» Directions:
Pull out every line of the listing below where "viel" appears.
○ ○ ○ ○ ○ ○ ○
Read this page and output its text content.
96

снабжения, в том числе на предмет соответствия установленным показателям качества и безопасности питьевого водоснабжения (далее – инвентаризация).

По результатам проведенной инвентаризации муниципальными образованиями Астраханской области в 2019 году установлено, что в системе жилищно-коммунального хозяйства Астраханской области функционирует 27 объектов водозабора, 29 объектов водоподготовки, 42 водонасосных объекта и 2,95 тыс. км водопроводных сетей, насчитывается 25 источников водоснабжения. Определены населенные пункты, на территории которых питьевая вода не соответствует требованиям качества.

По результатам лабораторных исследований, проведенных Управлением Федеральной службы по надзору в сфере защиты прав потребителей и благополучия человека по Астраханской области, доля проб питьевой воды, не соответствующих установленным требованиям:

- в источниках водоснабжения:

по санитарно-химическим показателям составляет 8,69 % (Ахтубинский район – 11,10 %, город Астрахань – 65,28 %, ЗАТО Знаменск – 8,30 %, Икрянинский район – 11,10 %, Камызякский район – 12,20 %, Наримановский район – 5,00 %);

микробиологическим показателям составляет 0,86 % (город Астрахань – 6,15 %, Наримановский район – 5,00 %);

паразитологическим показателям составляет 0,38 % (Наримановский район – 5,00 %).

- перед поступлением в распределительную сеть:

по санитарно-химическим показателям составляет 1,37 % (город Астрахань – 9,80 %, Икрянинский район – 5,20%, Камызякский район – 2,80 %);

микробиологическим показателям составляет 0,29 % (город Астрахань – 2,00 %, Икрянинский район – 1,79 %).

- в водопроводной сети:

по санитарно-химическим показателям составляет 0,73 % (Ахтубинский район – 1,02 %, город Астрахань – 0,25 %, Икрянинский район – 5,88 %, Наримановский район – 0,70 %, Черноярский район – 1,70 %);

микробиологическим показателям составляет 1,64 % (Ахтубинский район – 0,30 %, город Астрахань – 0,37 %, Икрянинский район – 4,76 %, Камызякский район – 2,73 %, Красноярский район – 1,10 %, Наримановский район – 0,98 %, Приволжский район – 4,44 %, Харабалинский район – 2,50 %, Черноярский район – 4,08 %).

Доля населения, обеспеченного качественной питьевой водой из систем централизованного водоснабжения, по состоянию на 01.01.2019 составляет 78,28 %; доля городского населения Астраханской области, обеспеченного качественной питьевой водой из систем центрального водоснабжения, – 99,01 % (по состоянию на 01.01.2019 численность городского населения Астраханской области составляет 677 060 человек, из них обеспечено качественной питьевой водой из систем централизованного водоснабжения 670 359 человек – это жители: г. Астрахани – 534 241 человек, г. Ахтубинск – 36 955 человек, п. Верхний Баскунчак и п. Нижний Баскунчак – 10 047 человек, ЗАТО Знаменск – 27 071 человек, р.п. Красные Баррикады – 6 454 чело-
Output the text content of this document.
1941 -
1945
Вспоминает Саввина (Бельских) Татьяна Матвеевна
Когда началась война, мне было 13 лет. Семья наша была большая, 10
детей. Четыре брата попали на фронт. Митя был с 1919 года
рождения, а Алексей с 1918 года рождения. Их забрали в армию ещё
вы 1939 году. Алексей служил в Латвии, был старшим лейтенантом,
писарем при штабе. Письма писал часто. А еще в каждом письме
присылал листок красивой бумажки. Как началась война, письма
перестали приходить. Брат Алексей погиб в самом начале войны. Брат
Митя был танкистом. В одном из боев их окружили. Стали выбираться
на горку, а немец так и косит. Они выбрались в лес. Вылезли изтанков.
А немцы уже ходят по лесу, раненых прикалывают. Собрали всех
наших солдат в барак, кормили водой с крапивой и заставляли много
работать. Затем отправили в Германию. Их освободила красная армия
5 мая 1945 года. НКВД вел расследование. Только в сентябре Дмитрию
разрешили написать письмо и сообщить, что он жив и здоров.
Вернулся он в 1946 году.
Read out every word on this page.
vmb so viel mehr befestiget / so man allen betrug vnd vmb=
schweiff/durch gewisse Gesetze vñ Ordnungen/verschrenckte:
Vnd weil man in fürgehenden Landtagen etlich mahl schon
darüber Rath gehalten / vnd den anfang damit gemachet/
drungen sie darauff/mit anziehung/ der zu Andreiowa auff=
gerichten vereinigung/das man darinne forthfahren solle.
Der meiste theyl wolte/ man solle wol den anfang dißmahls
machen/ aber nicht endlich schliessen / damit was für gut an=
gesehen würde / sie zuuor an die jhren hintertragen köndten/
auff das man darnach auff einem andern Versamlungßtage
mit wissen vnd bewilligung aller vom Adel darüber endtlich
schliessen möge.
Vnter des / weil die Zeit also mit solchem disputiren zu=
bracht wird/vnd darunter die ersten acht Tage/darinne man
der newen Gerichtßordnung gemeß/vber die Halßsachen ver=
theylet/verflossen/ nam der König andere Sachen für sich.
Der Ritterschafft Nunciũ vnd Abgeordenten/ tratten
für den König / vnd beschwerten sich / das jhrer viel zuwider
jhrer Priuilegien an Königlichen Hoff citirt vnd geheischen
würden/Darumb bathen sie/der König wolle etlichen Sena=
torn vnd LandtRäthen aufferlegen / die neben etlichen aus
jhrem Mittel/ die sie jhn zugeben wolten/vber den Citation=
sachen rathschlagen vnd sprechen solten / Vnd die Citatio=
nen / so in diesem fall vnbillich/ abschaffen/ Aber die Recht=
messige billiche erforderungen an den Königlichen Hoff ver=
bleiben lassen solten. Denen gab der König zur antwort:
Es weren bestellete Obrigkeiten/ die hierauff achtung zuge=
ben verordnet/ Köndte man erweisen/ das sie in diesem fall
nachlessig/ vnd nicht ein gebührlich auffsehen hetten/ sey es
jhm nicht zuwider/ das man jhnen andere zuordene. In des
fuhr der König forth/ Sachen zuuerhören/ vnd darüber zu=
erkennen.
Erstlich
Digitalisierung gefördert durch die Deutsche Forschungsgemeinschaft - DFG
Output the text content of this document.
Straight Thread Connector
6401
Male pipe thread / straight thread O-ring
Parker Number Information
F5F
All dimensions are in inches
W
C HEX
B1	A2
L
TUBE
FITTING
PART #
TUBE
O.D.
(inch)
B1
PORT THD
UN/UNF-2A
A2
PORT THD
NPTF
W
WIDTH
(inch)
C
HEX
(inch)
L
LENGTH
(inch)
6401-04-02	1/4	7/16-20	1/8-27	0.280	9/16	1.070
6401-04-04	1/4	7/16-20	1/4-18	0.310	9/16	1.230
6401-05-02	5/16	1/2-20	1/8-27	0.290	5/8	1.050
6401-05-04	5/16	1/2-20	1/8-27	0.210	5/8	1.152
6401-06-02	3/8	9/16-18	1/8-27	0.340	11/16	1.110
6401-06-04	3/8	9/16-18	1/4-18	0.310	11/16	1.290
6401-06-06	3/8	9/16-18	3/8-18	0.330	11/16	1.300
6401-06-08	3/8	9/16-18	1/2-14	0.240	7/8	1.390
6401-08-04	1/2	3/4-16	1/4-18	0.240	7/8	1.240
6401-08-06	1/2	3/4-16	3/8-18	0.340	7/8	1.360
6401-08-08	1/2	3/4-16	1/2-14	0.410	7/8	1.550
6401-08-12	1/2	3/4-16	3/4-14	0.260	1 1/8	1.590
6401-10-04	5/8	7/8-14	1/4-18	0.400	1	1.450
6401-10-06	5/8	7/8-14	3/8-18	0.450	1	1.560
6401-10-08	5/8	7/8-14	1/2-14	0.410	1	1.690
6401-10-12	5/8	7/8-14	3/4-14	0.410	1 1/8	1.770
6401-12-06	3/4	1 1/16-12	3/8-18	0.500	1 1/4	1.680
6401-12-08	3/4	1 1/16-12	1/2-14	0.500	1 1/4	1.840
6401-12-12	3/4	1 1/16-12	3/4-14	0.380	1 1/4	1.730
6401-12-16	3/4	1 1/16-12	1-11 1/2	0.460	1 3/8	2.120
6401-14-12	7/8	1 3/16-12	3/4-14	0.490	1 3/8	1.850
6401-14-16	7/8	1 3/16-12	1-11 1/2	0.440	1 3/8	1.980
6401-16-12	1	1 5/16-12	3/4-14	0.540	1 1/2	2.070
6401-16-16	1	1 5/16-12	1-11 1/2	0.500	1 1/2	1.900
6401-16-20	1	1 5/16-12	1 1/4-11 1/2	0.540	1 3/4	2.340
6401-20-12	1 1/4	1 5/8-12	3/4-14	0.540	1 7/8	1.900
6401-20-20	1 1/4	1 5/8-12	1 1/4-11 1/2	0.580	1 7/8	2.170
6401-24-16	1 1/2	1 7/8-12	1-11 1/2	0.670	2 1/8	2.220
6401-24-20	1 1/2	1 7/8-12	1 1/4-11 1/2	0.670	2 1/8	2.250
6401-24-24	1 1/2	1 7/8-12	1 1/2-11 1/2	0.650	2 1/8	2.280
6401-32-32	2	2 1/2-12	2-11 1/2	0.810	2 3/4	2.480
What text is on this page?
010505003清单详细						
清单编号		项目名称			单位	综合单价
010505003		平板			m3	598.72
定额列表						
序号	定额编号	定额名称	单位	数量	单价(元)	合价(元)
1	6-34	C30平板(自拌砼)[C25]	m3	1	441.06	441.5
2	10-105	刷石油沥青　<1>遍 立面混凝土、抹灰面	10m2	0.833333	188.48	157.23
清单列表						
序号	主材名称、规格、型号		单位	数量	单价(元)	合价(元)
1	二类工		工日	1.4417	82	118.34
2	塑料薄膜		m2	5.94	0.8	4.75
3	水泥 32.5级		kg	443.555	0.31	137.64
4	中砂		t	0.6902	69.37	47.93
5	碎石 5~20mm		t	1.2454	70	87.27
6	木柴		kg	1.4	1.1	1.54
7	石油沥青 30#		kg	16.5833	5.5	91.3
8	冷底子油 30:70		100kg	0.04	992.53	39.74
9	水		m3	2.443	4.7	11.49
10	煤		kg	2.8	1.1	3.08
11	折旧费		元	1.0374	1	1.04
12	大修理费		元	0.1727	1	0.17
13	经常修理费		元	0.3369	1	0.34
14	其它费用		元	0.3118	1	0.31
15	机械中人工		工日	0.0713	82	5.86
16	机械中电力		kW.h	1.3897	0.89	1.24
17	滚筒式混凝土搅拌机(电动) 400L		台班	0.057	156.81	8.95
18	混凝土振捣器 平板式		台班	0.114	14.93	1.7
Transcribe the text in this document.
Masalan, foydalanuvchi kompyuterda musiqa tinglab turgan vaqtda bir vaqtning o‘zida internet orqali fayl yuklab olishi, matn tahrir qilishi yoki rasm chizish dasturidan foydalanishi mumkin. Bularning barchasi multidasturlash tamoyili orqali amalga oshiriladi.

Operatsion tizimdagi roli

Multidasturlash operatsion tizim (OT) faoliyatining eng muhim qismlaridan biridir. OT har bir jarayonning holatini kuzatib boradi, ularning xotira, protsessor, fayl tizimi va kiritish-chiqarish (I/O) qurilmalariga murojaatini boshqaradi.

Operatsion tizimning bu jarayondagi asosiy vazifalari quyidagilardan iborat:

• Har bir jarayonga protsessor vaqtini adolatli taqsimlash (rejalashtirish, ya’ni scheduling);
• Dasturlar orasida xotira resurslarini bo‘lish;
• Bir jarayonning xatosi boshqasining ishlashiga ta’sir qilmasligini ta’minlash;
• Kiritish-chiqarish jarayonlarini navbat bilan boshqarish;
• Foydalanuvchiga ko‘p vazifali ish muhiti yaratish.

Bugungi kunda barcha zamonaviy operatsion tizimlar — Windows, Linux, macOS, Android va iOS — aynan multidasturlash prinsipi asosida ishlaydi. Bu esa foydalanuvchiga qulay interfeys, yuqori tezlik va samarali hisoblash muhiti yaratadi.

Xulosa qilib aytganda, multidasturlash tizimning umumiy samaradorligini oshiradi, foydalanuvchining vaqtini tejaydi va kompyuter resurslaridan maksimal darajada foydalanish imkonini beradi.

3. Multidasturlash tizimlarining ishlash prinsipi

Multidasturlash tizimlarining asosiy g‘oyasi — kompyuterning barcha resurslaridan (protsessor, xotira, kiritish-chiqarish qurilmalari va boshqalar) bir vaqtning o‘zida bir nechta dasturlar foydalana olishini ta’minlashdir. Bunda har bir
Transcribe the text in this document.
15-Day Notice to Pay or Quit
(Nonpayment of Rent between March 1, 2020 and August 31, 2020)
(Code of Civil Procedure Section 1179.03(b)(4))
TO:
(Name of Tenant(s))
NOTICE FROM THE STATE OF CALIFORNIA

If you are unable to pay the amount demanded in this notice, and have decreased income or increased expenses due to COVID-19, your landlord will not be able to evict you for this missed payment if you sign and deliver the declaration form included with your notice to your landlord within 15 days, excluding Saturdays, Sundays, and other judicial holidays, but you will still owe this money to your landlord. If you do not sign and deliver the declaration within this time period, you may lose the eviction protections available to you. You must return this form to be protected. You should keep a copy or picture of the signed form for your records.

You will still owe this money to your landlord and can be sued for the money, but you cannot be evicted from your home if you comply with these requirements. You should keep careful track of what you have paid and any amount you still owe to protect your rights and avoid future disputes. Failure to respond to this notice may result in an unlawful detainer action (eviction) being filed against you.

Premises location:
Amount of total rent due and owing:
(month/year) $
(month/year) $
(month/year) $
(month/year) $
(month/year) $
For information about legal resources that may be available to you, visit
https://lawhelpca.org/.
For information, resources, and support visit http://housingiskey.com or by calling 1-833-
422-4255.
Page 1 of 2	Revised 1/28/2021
○ ○ ○ ○ ○ ○ ○
» Answer:
vmb so viel mehr befestiget / so man allen betrug vnd vmb=
für den König / vnd beschwerten sich / das jhrer viel zuwider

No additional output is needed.